**What is expected:** Transcribe the entries below exactly; leave every image out.

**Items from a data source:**
────────

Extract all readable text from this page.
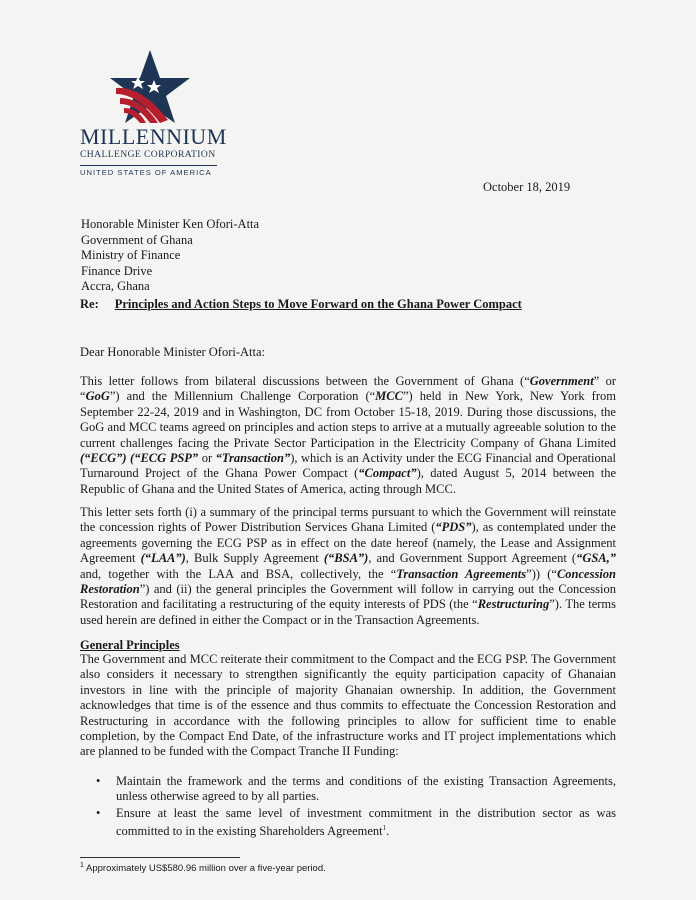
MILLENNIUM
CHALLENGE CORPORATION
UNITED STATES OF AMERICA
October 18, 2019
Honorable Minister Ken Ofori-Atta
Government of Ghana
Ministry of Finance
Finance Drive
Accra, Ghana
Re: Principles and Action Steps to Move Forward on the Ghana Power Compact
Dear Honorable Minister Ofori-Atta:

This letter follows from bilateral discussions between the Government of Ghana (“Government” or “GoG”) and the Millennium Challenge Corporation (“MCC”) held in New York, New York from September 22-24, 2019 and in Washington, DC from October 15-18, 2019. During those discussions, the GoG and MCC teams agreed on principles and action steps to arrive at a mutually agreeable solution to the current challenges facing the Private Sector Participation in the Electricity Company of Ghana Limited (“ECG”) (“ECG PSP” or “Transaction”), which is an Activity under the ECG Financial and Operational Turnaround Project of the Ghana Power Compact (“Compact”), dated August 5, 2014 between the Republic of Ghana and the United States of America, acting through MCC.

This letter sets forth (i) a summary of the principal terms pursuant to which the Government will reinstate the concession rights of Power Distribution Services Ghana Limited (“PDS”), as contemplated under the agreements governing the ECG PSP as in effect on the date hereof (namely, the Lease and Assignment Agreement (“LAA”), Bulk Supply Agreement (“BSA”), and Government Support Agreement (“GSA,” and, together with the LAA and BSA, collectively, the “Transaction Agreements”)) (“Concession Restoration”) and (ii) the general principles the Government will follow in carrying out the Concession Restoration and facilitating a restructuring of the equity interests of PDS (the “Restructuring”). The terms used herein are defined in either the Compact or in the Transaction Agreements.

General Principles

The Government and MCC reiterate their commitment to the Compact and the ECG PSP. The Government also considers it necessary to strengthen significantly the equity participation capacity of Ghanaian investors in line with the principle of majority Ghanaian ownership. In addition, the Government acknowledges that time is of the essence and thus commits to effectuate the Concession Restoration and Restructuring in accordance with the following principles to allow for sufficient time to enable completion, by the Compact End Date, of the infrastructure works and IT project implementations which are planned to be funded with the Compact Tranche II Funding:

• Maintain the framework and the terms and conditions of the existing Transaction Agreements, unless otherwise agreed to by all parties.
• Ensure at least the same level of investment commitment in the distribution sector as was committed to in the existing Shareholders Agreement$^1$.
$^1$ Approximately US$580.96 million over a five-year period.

────────

**Response to the task:**
Extract all readable text from this page.
MILLENNIUM
CHALLENGE CORPORATION
UNITED STATES OF AMERICA
October 18, 2019
Honorable Minister Ken Ofori-Atta
Government of Ghana
Ministry of Finance
Finance Drive
Accra, Ghana
Re: Principles and Action Steps to Move Forward on the Ghana Power Compact
Dear Honorable Minister Ofori-Atta:

This letter follows from bilateral discussions between the Government of Ghana (“Government” or “GoG”) and the Millennium Challenge Corporation (“MCC”) held in New York, New York from September 22-24, 2019 and in Washington, DC from October 15-18, 2019. During those discussions, the GoG and MCC teams agreed on principles and action steps to arrive at a mutually agreeable solution to the current challenges facing the Private Sector Participation in the Electricity Company of Ghana Limited (“ECG”) (“ECG PSP” or “Transaction”), which is an Activity under the ECG Financial and Operational Turnaround Project of the Ghana Power Compact (“Compact”), dated August 5, 2014 between the Republic of Ghana and the United States of America, acting through MCC.

This letter sets forth (i) a summary of the principal terms pursuant to which the Government will reinstate the concession rights of Power Distribution Services Ghana Limited (“PDS”), as contemplated under the agreements governing the ECG PSP as in effect on the date hereof (namely, the Lease and Assignment Agreement (“LAA”), Bulk Supply Agreement (“BSA”), and Government Support Agreement (“GSA,” and, together with the LAA and BSA, collectively, the “Transaction Agreements”)) (“Concession Restoration”) and (ii) the general principles the Government will follow in carrying out the Concession Restoration and facilitating a restructuring of the equity interests of PDS (the “Restructuring”). The terms used herein are defined in either the Compact or in the Transaction Agreements.

General Principles

The Government and MCC reiterate their commitment to the Compact and the ECG PSP. The Government also considers it necessary to strengthen significantly the equity participation capacity of Ghanaian investors in line with the principle of majority Ghanaian ownership. In addition, the Government acknowledges that time is of the essence and thus commits to effectuate the Concession Restoration and Restructuring in accordance with the following principles to allow for sufficient time to enable completion, by the Compact End Date, of the infrastructure works and IT project implementations which are planned to be funded with the Compact Tranche II Funding:

• Maintain the framework and the terms and conditions of the existing Transaction Agreements, unless otherwise agreed to by all parties.
• Ensure at least the same level of investment commitment in the distribution sector as was committed to in the existing Shareholders Agreement$^1$.
$^1$ Approximately US$580.96 million over a five-year period.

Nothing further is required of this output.